=== Task to complete ===
Without the pictures, print each of the records below exactly as it appears.
## Start Material for this task
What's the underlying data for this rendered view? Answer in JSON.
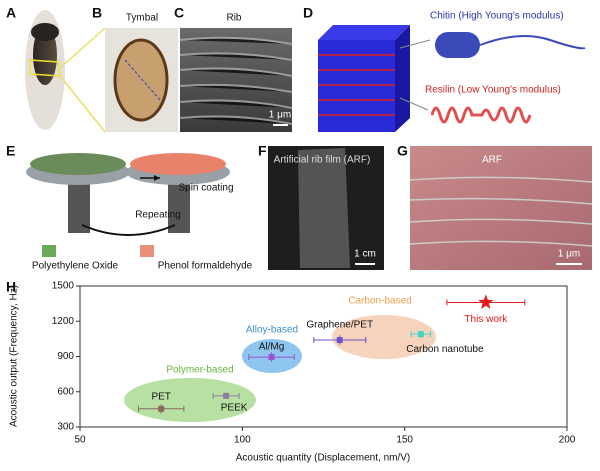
{
  "panels": [
    {
      "label": "A"
    },
    {
      "label": "B",
      "title": "Tymbal"
    },
    {
      "label": "C",
      "title": "Rib",
      "scale_bar": "1 μm"
    },
    {
      "label": "D",
      "annotations": [
        "Chitin (High Young's modulus)",
        "Resilin (Low Young's modulus)"
      ]
    },
    {
      "label": "E",
      "annotations": [
        "Spin coating",
        "Repeating",
        "Polyethylene Oxide",
        "Phenol formaldehyde"
      ]
    },
    {
      "label": "F",
      "title": "Artificial rib film (ARF)",
      "scale_bar": "1 cm"
    },
    {
      "label": "G",
      "title": "ARF",
      "scale_bar": "1 μm"
    }
  ],
  "chart_data": {
    "type": "scatter",
    "panel_label": "H",
    "x_label": "Acoustic quantity (Displacement, nm/V)",
    "y_label": "Acoustic output (Frequency, Hz)",
    "xlim": [
      50,
      200
    ],
    "xticks": [
      50,
      100,
      150,
      200
    ],
    "ylim": [
      300,
      1500
    ],
    "yticks": [
      300,
      600,
      900,
      1200,
      1500
    ],
    "annotations": [
      "Polymer-based",
      "Alloy-based",
      "Carbon-based"
    ],
    "series": [
      {
        "name": "PET",
        "color": "#8a6a60",
        "marker": "square",
        "x": 75,
        "y": 455,
        "xerr": 7,
        "yerr": 40
      },
      {
        "name": "PEEK",
        "color": "#8d7f9c",
        "marker": "square",
        "x": 95,
        "y": 565,
        "xerr": 4,
        "yerr": 20
      },
      {
        "name": "Al/Mg",
        "color": "#9b50d8",
        "marker": "square",
        "x": 109,
        "y": 895,
        "xerr": 7,
        "yerr": 40
      },
      {
        "name": "Graphene/PET",
        "color": "#6a55c8",
        "marker": "square",
        "x": 130,
        "y": 1040,
        "xerr": 8,
        "yerr": 40
      },
      {
        "name": "Carbon nanotube",
        "color": "#3fd6c8",
        "marker": "square",
        "x": 155,
        "y": 1090,
        "xerr": 3,
        "yerr": 30
      },
      {
        "name": "This work",
        "color": "#e8191b",
        "marker": "star",
        "x": 175,
        "y": 1360,
        "xerr": 12,
        "yerr": 30
      }
    ]
  }
}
## End Material for this task
=== Complete answer ===
What's the underlying data for this rendered view? Answer in JSON.
{
  "panels": [
    {
      "label": "A"
    },
    {
      "label": "B",
      "title": "Tymbal"
    },
    {
      "label": "C",
      "title": "Rib",
      "scale_bar": "1 μm"
    },
    {
      "label": "D",
      "annotations": [
        "Chitin (High Young's modulus)",
        "Resilin (Low Young's modulus)"
      ]
    },
    {
      "label": "E",
      "annotations": [
        "Spin coating",
        "Repeating",
        "Polyethylene Oxide",
        "Phenol formaldehyde"
      ]
    },
    {
      "label": "F",
      "title": "Artificial rib film (ARF)",
      "scale_bar": "1 cm"
    },
    {
      "label": "G",
      "title": "ARF",
      "scale_bar": "1 μm"
    }
  ],
  "chart_data": {
    "type": "scatter",
    "panel_label": "H",
    "x_label": "Acoustic quantity (Displacement, nm/V)",
    "y_label": "Acoustic output (Frequency, Hz)",
    "xlim": [
      50,
      200
    ],
    "xticks": [
      50,
      100,
      150,
      200
    ],
    "ylim": [
      300,
      1500
    ],
    "yticks": [
      300,
      600,
      900,
      1200,
      1500
    ],
    "annotations": [
      "Polymer-based",
      "Alloy-based",
      "Carbon-based"
    ],
    "series": [
      {
        "name": "PET",
        "color": "#8a6a60",
        "marker": "square",
        "x": 75,
        "y": 455,
        "xerr": 7,
        "yerr": 40
      },
      {
        "name": "PEEK",
        "color": "#8d7f9c",
        "marker": "square",
        "x": 95,
        "y": 565,
        "xerr": 4,
        "yerr": 20
      },
      {
        "name": "Al/Mg",
        "color": "#9b50d8",
        "marker": "square",
        "x": 109,
        "y": 895,
        "xerr": 7,
        "yerr": 40
      },
      {
        "name": "Graphene/PET",
        "color": "#6a55c8",
        "marker": "square",
        "x": 130,
        "y": 1040,
        "xerr": 8,
        "yerr": 40
      },
      {
        "name": "Carbon nanotube",
        "color": "#3fd6c8",
        "marker": "square",
        "x": 155,
        "y": 1090,
        "xerr": 3,
        "yerr": 30
      },
      {
        "name": "This work",
        "color": "#e8191b",
        "marker": "star",
        "x": 175,
        "y": 1360,
        "xerr": 12,
        "yerr": 30
      }
    ]
  }
}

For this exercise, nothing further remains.